Your instructions: Report only the number of lines holding "Output".

>> Begin Input records

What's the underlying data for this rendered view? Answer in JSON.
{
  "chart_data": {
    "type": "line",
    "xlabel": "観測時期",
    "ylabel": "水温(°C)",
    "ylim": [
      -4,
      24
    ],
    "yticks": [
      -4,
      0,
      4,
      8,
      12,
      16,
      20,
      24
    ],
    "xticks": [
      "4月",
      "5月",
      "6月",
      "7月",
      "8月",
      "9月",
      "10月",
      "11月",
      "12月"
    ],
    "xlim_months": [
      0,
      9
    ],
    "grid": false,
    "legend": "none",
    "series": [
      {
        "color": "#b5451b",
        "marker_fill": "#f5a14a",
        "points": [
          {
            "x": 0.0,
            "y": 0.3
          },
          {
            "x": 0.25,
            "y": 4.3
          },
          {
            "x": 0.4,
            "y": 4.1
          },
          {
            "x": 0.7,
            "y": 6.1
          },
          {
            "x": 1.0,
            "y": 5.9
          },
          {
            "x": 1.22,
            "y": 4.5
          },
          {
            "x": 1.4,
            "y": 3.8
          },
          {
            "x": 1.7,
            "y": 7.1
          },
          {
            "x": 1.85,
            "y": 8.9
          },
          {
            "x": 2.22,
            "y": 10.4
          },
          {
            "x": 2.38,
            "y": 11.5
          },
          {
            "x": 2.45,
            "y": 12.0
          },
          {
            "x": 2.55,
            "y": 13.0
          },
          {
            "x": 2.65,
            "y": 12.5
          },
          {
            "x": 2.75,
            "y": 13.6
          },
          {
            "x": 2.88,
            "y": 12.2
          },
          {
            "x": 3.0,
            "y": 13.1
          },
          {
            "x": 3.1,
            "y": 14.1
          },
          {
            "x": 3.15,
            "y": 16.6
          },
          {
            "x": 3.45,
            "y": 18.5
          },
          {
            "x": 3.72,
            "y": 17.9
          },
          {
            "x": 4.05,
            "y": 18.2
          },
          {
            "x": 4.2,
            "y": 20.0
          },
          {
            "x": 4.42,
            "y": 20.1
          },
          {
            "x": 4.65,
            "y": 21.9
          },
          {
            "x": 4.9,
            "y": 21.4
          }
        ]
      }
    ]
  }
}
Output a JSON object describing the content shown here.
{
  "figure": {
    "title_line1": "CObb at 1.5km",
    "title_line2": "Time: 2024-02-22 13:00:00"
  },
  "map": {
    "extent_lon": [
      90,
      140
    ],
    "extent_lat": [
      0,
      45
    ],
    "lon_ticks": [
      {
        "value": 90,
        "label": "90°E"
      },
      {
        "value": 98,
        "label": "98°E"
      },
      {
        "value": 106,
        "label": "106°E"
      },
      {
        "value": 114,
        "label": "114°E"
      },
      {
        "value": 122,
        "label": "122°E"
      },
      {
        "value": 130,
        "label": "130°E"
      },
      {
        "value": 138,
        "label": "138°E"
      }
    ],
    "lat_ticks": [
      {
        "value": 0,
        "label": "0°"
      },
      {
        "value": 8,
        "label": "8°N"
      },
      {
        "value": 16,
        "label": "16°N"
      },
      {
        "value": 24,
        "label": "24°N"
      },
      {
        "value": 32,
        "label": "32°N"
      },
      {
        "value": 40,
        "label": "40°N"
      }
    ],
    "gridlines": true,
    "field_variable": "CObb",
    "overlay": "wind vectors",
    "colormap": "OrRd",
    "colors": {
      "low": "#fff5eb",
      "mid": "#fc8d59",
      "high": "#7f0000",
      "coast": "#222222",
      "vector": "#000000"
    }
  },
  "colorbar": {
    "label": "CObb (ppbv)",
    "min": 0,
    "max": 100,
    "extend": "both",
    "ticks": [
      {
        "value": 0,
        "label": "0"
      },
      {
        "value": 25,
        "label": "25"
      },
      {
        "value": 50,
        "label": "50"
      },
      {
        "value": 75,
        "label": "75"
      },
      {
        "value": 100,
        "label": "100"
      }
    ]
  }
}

>> End Input records
>> Begin Input records

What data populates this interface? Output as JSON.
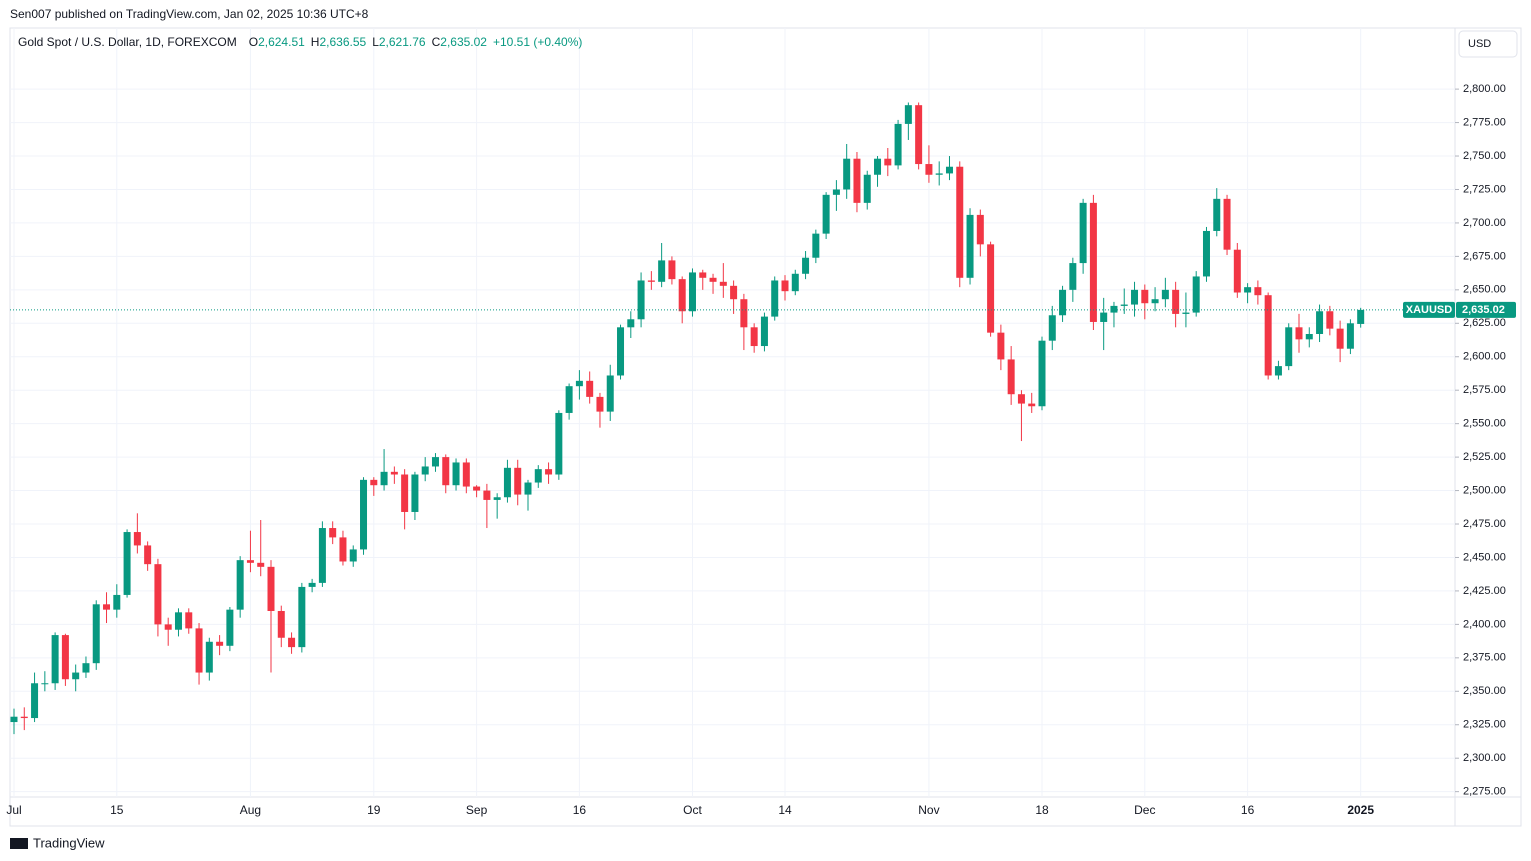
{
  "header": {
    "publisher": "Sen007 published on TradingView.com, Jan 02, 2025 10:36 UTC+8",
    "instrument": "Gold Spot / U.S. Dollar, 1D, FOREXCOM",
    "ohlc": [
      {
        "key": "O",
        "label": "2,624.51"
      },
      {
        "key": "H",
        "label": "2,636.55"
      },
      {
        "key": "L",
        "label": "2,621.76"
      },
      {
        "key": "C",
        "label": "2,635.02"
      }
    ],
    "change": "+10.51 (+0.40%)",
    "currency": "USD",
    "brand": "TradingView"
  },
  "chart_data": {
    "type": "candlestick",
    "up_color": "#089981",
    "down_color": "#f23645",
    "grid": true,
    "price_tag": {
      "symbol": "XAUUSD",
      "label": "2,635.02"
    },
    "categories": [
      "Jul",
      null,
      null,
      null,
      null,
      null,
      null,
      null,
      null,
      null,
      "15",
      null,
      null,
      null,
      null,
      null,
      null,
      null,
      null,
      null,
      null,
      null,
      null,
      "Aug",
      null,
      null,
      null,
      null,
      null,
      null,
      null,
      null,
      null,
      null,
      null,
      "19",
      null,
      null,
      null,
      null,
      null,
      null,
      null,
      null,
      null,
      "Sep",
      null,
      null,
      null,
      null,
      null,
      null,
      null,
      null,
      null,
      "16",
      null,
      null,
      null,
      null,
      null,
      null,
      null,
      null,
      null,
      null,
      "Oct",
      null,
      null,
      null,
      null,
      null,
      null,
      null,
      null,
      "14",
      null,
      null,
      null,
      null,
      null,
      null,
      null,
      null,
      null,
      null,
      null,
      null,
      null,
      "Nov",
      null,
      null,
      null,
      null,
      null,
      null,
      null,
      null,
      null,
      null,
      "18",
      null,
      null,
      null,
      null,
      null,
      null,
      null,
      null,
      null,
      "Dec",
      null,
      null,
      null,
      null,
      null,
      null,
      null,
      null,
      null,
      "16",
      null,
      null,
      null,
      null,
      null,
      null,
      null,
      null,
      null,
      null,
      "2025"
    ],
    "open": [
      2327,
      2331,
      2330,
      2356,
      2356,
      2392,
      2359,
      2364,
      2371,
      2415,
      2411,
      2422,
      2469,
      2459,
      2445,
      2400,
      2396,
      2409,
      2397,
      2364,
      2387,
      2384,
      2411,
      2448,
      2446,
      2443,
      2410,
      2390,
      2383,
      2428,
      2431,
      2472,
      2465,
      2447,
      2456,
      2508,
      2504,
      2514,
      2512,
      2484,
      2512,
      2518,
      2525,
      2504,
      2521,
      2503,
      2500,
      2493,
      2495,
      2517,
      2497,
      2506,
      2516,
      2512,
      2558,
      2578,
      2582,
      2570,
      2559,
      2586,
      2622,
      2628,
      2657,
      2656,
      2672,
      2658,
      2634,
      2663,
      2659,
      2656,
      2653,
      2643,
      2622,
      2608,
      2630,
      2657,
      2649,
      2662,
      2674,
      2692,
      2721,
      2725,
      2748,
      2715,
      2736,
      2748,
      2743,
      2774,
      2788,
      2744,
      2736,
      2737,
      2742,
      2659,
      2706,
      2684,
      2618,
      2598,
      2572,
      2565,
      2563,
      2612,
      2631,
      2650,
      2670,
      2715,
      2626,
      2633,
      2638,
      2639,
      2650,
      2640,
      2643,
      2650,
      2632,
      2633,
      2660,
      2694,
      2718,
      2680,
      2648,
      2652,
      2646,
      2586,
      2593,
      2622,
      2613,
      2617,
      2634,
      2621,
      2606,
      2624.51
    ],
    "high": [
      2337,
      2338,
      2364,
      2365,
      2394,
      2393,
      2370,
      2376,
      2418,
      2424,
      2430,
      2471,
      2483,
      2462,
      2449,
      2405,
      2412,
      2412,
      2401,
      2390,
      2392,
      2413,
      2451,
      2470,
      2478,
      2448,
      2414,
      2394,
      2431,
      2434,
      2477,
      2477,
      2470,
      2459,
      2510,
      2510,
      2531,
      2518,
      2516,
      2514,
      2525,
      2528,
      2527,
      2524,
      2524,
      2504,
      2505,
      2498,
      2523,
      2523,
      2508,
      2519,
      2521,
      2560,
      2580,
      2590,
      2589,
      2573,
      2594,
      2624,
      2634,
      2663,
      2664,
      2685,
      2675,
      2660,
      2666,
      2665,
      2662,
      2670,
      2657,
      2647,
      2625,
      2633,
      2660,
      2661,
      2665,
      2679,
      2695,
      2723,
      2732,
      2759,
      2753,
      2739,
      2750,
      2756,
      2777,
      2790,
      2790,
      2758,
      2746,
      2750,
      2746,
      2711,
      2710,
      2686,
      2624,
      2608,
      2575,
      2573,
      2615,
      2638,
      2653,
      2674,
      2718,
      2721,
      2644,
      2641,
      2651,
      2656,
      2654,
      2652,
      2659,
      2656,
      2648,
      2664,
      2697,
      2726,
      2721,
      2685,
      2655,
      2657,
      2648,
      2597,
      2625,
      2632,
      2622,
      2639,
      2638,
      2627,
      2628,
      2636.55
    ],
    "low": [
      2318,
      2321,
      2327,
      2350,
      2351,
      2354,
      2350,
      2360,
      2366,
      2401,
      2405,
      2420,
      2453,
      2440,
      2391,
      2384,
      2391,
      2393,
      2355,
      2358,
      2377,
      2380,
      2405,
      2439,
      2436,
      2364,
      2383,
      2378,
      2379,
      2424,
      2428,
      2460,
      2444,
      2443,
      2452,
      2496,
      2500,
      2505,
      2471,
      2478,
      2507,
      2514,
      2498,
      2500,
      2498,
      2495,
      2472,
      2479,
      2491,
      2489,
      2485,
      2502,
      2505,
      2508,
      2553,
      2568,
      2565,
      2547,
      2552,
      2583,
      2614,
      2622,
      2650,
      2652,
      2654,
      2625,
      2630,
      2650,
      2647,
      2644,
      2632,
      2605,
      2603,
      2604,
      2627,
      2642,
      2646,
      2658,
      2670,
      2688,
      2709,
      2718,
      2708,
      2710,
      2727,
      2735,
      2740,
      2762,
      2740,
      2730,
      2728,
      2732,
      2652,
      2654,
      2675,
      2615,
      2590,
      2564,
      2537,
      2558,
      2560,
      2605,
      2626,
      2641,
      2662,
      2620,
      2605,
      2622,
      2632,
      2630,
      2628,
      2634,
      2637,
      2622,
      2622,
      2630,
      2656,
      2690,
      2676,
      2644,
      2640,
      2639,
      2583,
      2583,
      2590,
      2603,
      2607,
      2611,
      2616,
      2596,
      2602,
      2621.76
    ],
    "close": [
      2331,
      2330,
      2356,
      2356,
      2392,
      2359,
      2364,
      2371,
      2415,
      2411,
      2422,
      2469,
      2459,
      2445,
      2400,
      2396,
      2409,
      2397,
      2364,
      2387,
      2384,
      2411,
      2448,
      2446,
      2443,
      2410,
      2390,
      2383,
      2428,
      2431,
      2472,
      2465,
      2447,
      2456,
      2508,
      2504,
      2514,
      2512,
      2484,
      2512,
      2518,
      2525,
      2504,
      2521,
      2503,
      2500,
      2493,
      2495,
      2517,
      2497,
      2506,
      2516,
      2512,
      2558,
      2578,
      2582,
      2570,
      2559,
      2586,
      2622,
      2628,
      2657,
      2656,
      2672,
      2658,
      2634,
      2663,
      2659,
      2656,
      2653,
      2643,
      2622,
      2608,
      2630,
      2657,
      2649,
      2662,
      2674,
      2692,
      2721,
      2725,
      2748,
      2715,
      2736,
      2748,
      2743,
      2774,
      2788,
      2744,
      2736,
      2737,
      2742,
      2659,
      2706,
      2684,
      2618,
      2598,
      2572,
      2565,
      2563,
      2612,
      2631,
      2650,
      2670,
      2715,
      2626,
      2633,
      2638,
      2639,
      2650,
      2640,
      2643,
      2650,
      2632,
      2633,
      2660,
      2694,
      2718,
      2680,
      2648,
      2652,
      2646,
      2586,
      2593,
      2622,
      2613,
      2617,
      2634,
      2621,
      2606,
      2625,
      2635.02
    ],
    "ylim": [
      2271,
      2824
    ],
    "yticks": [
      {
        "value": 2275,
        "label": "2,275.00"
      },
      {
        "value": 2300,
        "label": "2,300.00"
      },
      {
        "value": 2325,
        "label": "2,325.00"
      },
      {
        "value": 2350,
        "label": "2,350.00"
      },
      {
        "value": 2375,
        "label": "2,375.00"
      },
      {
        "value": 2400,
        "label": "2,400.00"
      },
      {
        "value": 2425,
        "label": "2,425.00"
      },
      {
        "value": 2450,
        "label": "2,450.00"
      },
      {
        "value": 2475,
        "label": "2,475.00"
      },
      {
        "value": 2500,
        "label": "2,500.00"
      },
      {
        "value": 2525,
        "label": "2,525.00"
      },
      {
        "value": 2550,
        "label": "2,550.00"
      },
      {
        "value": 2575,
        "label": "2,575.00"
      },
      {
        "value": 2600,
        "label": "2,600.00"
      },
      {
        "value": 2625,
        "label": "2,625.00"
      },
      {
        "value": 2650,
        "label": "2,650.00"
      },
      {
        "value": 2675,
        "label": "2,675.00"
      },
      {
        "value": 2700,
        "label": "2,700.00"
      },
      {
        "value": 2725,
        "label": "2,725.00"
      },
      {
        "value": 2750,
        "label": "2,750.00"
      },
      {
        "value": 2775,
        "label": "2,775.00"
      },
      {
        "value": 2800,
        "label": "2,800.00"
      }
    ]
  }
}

>> End Input records

Task solution: 2